-- begin RECORD LIST --

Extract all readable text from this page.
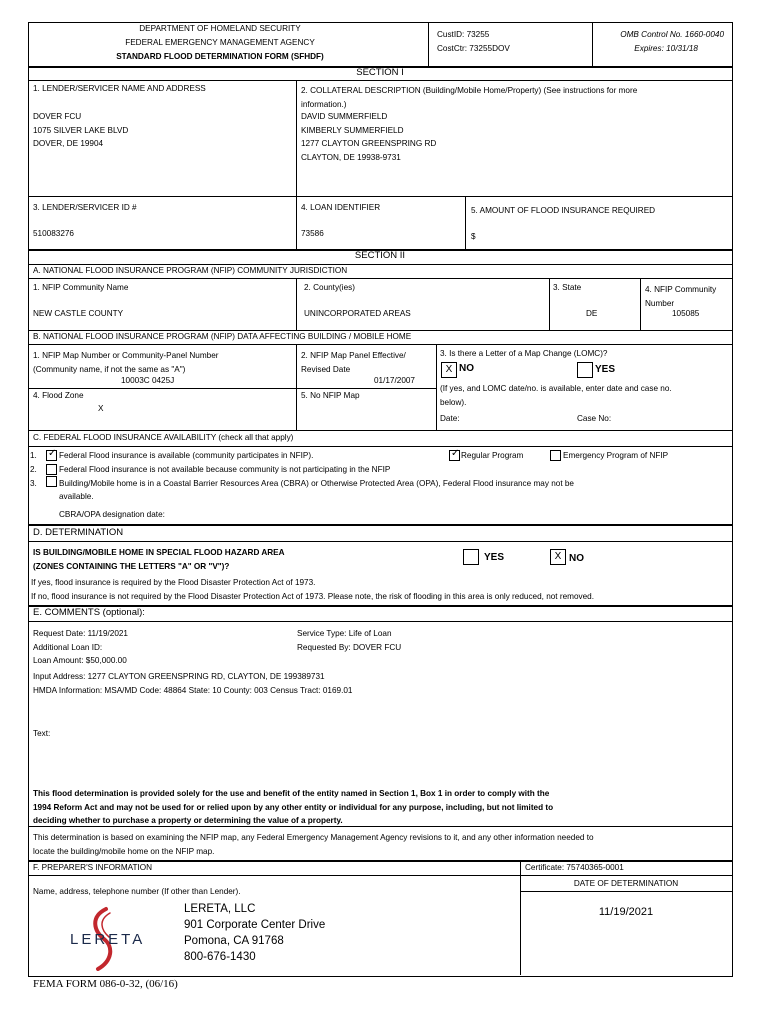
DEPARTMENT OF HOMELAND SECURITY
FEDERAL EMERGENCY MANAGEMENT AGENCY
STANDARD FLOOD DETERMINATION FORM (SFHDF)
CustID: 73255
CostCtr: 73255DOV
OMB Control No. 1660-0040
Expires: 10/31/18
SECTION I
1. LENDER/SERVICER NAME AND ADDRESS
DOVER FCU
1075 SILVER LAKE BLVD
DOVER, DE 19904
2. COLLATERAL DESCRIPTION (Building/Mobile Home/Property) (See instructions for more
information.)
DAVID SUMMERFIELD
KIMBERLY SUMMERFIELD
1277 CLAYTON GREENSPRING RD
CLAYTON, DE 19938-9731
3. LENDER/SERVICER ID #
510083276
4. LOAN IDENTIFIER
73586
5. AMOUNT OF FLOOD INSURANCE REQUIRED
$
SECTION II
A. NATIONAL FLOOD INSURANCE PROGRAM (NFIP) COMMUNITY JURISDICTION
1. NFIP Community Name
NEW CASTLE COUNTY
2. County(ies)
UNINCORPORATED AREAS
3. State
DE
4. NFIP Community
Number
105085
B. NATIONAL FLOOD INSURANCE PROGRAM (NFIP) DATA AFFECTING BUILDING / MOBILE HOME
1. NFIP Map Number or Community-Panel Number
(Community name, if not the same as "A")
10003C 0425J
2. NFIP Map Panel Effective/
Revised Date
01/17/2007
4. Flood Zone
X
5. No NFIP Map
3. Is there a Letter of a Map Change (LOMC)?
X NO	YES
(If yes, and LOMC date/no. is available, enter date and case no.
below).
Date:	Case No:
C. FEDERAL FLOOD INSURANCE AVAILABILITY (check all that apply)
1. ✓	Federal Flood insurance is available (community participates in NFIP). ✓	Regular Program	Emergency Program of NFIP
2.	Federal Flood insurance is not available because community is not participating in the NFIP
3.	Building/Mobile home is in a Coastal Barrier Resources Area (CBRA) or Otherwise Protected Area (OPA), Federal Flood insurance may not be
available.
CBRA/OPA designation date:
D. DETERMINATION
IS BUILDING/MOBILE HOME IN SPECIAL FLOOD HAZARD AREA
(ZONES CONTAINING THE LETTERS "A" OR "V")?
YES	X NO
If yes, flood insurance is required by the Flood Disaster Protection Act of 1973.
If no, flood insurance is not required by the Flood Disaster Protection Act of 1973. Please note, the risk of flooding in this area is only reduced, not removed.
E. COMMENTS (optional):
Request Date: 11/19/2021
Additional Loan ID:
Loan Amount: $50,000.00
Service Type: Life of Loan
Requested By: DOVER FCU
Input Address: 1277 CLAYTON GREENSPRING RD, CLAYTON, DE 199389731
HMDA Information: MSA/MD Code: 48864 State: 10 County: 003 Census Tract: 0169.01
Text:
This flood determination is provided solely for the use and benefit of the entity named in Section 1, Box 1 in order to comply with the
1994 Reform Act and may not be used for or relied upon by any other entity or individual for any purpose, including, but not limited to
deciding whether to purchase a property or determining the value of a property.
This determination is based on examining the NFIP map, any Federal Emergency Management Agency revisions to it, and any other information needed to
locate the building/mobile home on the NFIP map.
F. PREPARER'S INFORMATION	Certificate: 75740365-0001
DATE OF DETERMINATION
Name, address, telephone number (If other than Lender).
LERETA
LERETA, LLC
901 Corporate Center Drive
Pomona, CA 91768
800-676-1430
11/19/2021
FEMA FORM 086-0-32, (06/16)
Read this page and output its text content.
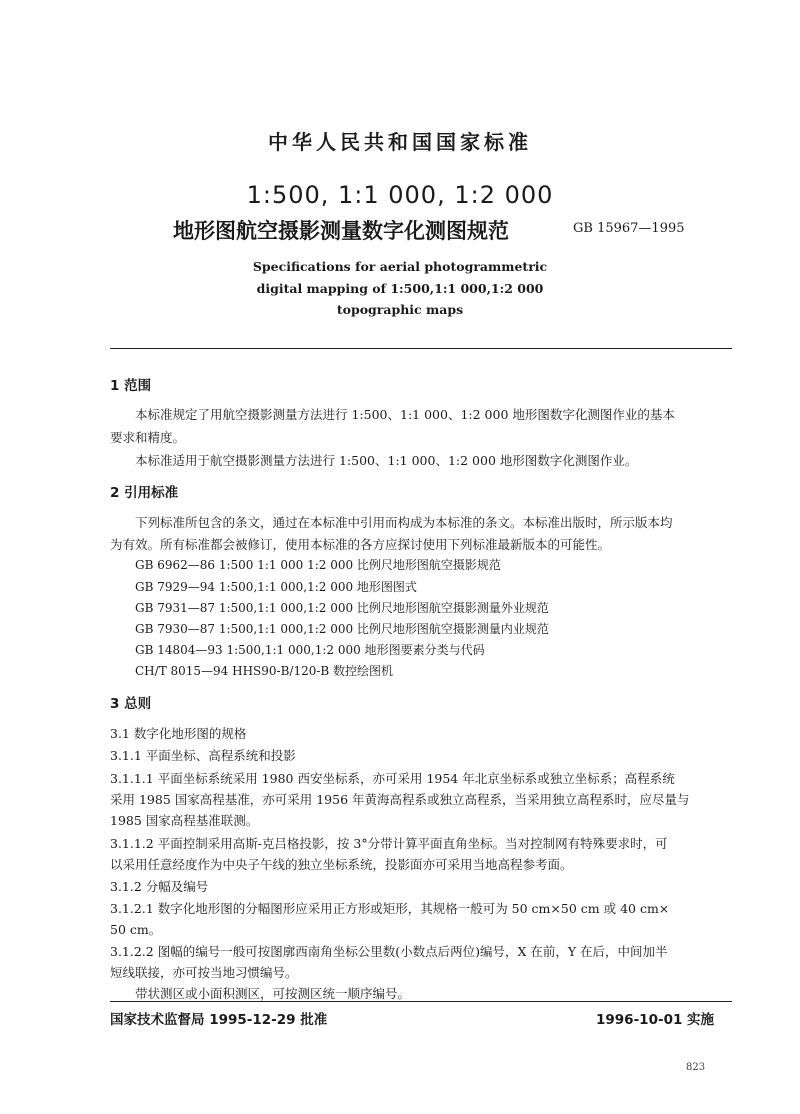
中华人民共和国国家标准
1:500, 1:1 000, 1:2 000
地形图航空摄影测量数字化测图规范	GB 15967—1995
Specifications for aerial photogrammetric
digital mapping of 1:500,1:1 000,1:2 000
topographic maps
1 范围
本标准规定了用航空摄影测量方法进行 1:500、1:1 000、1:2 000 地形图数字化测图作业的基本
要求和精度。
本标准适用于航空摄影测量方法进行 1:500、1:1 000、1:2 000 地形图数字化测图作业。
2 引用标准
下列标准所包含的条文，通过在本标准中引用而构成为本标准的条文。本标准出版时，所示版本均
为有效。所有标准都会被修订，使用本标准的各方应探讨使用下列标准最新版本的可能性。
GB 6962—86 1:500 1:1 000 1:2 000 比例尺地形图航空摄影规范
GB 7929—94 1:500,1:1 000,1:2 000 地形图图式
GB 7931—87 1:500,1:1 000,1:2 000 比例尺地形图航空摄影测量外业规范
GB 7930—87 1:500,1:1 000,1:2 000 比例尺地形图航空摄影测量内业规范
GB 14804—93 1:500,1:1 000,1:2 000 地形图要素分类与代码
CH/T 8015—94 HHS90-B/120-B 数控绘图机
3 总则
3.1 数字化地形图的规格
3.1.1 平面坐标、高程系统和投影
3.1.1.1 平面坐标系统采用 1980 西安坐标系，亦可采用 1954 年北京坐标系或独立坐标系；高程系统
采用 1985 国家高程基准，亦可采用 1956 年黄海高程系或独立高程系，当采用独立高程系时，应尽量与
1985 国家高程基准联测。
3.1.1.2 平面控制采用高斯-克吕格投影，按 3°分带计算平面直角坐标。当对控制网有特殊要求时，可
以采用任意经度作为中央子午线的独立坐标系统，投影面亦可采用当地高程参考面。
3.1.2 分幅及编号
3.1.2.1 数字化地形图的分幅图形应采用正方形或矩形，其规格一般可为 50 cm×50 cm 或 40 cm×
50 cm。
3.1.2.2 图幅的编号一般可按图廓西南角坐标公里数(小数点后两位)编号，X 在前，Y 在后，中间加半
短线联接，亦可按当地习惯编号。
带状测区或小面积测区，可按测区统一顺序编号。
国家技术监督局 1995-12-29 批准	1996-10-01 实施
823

-- end RECORD LIST --

(EXERCISE DESCRIPTION)
Provide the number of lines in these entries that hold the word "State", without any accompanying text.

(TASK RESPONSE)
2